Listed records:

-- Start --

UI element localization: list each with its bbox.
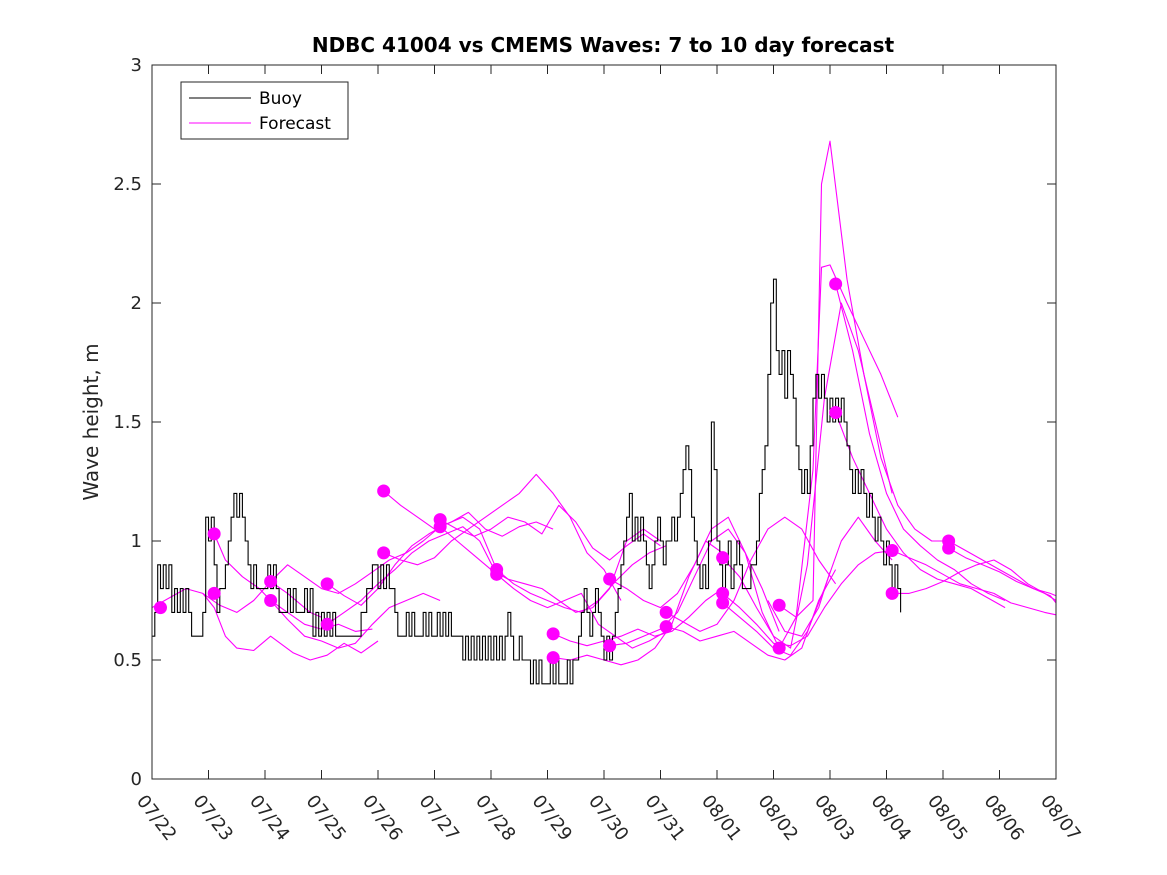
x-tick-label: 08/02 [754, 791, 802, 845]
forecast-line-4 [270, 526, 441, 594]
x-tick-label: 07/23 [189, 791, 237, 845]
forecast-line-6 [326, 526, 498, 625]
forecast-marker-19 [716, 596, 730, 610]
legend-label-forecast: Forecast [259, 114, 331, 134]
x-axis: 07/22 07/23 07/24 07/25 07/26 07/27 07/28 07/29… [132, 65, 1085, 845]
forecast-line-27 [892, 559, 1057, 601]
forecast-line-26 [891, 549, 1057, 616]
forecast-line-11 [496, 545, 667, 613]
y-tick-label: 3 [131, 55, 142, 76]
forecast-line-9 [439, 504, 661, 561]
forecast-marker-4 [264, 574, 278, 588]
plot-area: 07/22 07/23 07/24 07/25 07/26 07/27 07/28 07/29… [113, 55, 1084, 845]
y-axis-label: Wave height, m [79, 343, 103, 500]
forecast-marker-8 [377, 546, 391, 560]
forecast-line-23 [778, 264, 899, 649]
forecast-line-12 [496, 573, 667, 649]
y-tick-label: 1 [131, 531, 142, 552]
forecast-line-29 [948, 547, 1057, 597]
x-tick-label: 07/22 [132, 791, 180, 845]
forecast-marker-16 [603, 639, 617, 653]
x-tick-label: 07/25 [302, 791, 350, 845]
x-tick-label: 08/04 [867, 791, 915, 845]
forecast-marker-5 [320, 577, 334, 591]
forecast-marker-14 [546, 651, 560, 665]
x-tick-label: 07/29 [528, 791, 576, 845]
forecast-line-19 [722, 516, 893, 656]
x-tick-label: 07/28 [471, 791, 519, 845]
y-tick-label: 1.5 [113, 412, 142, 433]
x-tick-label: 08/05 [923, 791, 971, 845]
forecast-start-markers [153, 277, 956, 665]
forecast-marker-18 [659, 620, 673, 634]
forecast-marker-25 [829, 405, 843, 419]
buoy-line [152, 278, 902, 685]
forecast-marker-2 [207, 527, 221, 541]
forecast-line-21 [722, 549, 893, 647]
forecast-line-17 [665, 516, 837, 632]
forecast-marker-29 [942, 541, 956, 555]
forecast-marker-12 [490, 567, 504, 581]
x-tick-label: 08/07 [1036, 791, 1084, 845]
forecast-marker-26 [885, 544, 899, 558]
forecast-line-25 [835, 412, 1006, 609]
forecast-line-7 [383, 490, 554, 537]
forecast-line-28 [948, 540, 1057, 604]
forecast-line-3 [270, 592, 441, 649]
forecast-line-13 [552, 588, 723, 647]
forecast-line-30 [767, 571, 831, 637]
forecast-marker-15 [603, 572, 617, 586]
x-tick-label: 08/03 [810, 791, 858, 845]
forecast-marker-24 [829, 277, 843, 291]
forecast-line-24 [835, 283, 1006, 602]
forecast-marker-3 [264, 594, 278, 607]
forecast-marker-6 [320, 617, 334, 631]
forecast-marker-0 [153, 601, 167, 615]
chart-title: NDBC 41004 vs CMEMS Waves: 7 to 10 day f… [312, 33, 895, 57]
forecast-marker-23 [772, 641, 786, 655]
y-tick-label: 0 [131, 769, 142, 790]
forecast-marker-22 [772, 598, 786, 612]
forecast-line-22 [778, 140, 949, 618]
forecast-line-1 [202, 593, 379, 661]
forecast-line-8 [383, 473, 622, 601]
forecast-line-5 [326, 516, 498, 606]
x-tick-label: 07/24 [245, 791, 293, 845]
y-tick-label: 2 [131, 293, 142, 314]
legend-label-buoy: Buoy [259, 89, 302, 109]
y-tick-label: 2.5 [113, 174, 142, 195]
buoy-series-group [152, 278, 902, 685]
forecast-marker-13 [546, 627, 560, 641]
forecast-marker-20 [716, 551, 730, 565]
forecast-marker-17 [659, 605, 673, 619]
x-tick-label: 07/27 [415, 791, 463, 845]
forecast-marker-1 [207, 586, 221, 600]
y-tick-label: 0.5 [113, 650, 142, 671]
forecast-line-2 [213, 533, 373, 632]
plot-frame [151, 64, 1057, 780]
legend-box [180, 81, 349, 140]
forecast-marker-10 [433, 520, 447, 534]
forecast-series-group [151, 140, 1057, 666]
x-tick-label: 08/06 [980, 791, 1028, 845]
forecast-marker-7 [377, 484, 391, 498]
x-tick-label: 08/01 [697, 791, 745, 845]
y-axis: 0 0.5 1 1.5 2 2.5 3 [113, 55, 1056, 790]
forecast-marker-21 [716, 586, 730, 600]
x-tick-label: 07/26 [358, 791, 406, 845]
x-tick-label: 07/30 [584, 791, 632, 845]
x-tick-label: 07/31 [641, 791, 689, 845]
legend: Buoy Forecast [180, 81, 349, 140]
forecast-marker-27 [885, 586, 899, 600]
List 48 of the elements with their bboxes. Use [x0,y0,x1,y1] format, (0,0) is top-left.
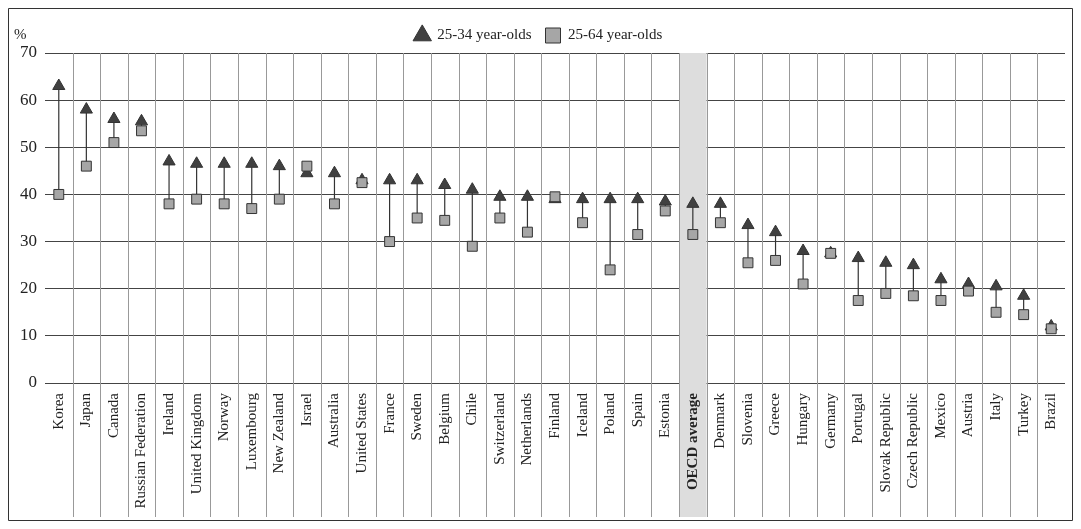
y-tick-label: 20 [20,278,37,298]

-- End --

Express the lines of the rows above as a Markdown table with two columns, Line No. and Text, giving each line its number and skipping blank lines. Leave the pictures out of the answer.

Solution:
| Line No. | Text |
|---|---|
| 1 | UI element localization: list each with its bbox. |
| 2 | x-tick-label: 08/02 [754, 791, 802, 845] |
| 3 | forecast-line-4 [270, 526, 441, 594] |
| 4 | x-tick-label: 07/23 [189, 791, 237, 845] |
| 5 | forecast-line-6 [326, 526, 498, 625] |
| 6 | forecast-marker-19 [716, 596, 730, 610] |
| 7 | legend-label-forecast: Forecast [259, 114, 331, 134] |
| 8 | x-axis: 07/22 07/23 07/24 07/25 07/26 07/27 07/28 07/29… [132, 65, 1085, 845] |
| 9 | forecast-line-27 [892, 559, 1057, 601] |
| 10 | forecast-line-26 [891, 549, 1057, 616] |
| 11 | forecast-line-11 [496, 545, 667, 613] |
| 12 | y-tick-label: 3 [131, 55, 142, 76] |
| 13 | forecast-line-9 [439, 504, 661, 561] |
| 14 | forecast-marker-4 [264, 574, 278, 588] |
| 15 | plot-area: 07/22 07/23 07/24 07/25 07/26 07/27 07/28 07/29… [113, 55, 1084, 845] |
| 16 | y-axis-label: Wave height, m [79, 343, 103, 500] |
| 17 | forecast-marker-8 [377, 546, 391, 560] |
| 18 | forecast-line-23 [778, 264, 899, 649] |
| 19 | forecast-line-12 [496, 573, 667, 649] |
| 20 | y-tick-label: 1 [131, 531, 142, 552] |
| 21 | forecast-line-29 [948, 547, 1057, 597] |
| 22 | x-tick-label: 07/22 [132, 791, 180, 845] |
| 23 | forecast-marker-16 [603, 639, 617, 653] |
| 24 | x-tick-label: 07/25 [302, 791, 350, 845] |
| 25 | x-tick-label: 08/04 [867, 791, 915, 845] |
| 26 | forecast-marker-5 [320, 577, 334, 591] |
| 27 | forecast-marker-14 [546, 651, 560, 665] |
| 28 | x-tick-label: 07/29 [528, 791, 576, 845] |
| 29 | forecast-line-19 [722, 516, 893, 656] |
| 30 | x-tick-label: 07/28 [471, 791, 519, 845] |
| 31 | y-tick-label: 1.5 [113, 412, 142, 433] |
| 32 | x-tick-label: 08/05 [923, 791, 971, 845] |
| 33 | forecast-start-markers [153, 277, 956, 665] |
| 34 | forecast-marker-18 [659, 620, 673, 634] |
| 35 | forecast-marker-25 [829, 405, 843, 419] |
| 36 | buoy-line [152, 278, 902, 685] |
| 37 | forecast-marker-2 [207, 527, 221, 541] |
| 38 | forecast-line-21 [722, 549, 893, 647] |
| 39 | forecast-line-17 [665, 516, 837, 632] |
| 40 | forecast-marker-29 [942, 541, 956, 555] |
| 41 | forecast-marker-12 [490, 567, 504, 581] |
| 42 | x-tick-label: 08/07 [1036, 791, 1084, 845] |
| 43 | forecast-marker-26 [885, 544, 899, 558] |
| 44 | forecast-line-25 [835, 412, 1006, 609] |
| 45 | forecast-line-7 [383, 490, 554, 537] |
| 46 | forecast-line-28 [948, 540, 1057, 604] |
| 47 | forecast-line-3 [270, 592, 441, 649] |
| 48 | forecast-line-13 [552, 588, 723, 647] |
| 49 | forecast-line-30 [767, 571, 831, 637] |
| 50 | forecast-marker-15 [603, 572, 617, 586] |
| 51 | x-tick-label: 08/03 [810, 791, 858, 845] |
| 52 | forecast-marker-24 [829, 277, 843, 291] |
| 53 | forecast-line-24 [835, 283, 1006, 602] |
| 54 | forecast-marker-3 [264, 594, 278, 607] |
| 55 | forecast-marker-6 [320, 617, 334, 631] |
| 56 | forecast-marker-0 [153, 601, 167, 615] |
| 57 | chart-title: NDBC 41004 vs CMEMS Waves: 7 to 10 day f… [312, 33, 895, 57] |
| 58 | forecast-marker-23 [772, 641, 786, 655] |
| 59 | y-tick-label: 0 [131, 769, 142, 790] |
| 60 | forecast-marker-22 [772, 598, 786, 612] |
| 61 | forecast-line-22 [778, 140, 949, 618] |
| 62 | forecast-line-1 [202, 593, 379, 661] |
| 63 | forecast-line-8 [383, 473, 622, 601] |
| 64 | forecast-line-5 [326, 516, 498, 606] |
| 65 | x-tick-label: 07/24 [245, 791, 293, 845] |
| 66 | y-tick-label: 2 [131, 293, 142, 314] |
| 67 | legend-label-buoy: Buoy [259, 89, 302, 109] |
| 68 | y-tick-label: 2.5 [113, 174, 142, 195] |
| 69 | buoy-series-group [152, 278, 902, 685] |
| 70 | forecast-marker-13 [546, 627, 560, 641] |
| 71 | forecast-marker-20 [716, 551, 730, 565] |
| 72 | forecast-marker-17 [659, 605, 673, 619] |
| 73 | x-tick-label: 07/27 [415, 791, 463, 845] |
| 74 | forecast-marker-1 [207, 586, 221, 600] |
| 75 | y-tick-label: 0.5 [113, 650, 142, 671] |
| 76 | forecast-line-2 [213, 533, 373, 632] |
| 77 | plot-frame [151, 64, 1057, 780] |
| 78 | legend-box [180, 81, 349, 140] |
| 79 | forecast-marker-10 [433, 520, 447, 534] |
| 80 | forecast-series-group [151, 140, 1057, 666] |
| 81 | x-tick-label: 08/06 [980, 791, 1028, 845] |
| 82 | forecast-marker-7 [377, 484, 391, 498] |
| 83 | x-tick-label: 08/01 [697, 791, 745, 845] |
| 84 | y-axis: 0 0.5 1 1.5 2 2.5 3 [113, 55, 1056, 790] |
| 85 | forecast-marker-21 [716, 586, 730, 600] |
| 86 | x-tick-label: 07/26 [358, 791, 406, 845] |
| 87 | x-tick-label: 07/30 [584, 791, 632, 845] |
| 88 | x-tick-label: 07/31 [641, 791, 689, 845] |
| 89 | legend: Buoy Forecast [180, 81, 349, 140] |
| 90 | forecast-marker-27 [885, 586, 899, 600] |
| 91 | List 48 of the elements with their bboxes. Use [x0,y0,x1,y1] format, (0,0) is top-left. |
| 92 | y-tick-label: 20 [20,278,37,298] |